- Records supplied
=====

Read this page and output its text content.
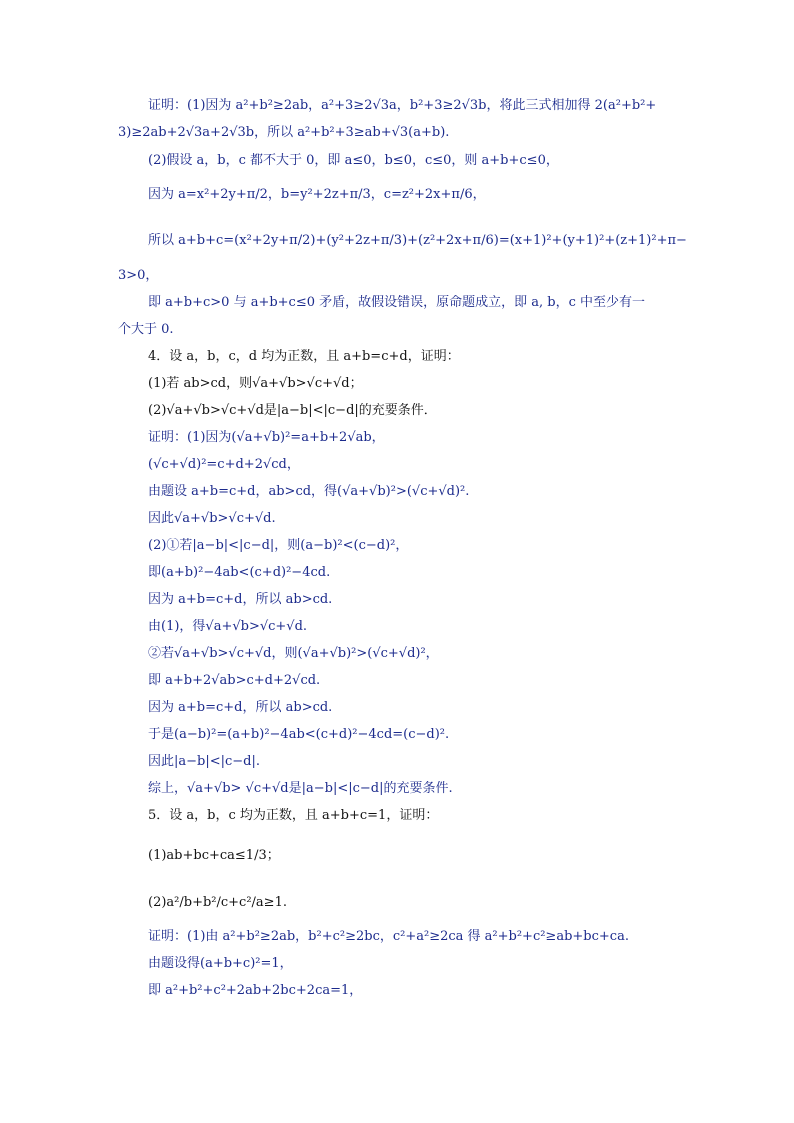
证明：(1)因为 a²+b²≥2ab，a²+3≥2√3a，b²+3≥2√3b，将此三式相加得 2(a²+b²+
3)≥2ab+2√3a+2√3b，所以 a²+b²+3≥ab+√3(a+b).
(2)假设 a，b，c 都不大于 0，即 a≤0，b≤0，c≤0，则 a+b+c≤0，
因为 a=x²+2y+π/2，b=y²+2z+π/3，c=z²+2x+π/6，
所以 a+b+c=(x²+2y+π/2)+(y²+2z+π/3)+(z²+2x+π/6)=(x+1)²+(y+1)²+(z+1)²+π−
3>0，
即 a+b+c>0 与 a+b+c≤0 矛盾，故假设错误，原命题成立，即 a, b，c 中至少有一
个大于 0.
4．设 a，b，c，d 均为正数，且 a+b=c+d，证明：
(1)若 ab>cd，则√a+√b>√c+√d；
(2)√a+√b>√c+√d是|a−b|<|c−d|的充要条件．
证明：(1)因为(√a+√b)²=a+b+2√ab，
(√c+√d)²=c+d+2√cd，
由题设 a+b=c+d，ab>cd，得(√a+√b)²>(√c+√d)².
因此√a+√b>√c+√d.
(2)①若|a−b|<|c−d|，则(a−b)²<(c−d)²，
即(a+b)²−4ab<(c+d)²−4cd.
因为 a+b=c+d，所以 ab>cd.
由(1)，得√a+√b>√c+√d.
②若√a+√b>√c+√d，则(√a+√b)²>(√c+√d)²，
即 a+b+2√ab>c+d+2√cd.
因为 a+b=c+d，所以 ab>cd.
于是(a−b)²=(a+b)²−4ab<(c+d)²−4cd=(c−d)².
因此|a−b|<|c−d|.
综上，√a+√b> √c+√d是|a−b|<|c−d|的充要条件.
5．设 a，b，c 均为正数，且 a+b+c=1，证明：
(1)ab+bc+ca≤1/3；
(2)a²/b+b²/c+c²/a≥1.
证明：(1)由 a²+b²≥2ab，b²+c²≥2bc，c²+a²≥2ca 得 a²+b²+c²≥ab+bc+ca.
由题设得(a+b+c)²=1，
即 a²+b²+c²+2ab+2bc+2ca=1，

=====

- Description of the task
List each line of the records that holds the string "均为正数".

- Full answer
4．设 a，b，c，d 均为正数，且 a+b=c+d，证明：
5．设 a，b，c 均为正数，且 a+b+c=1，证明：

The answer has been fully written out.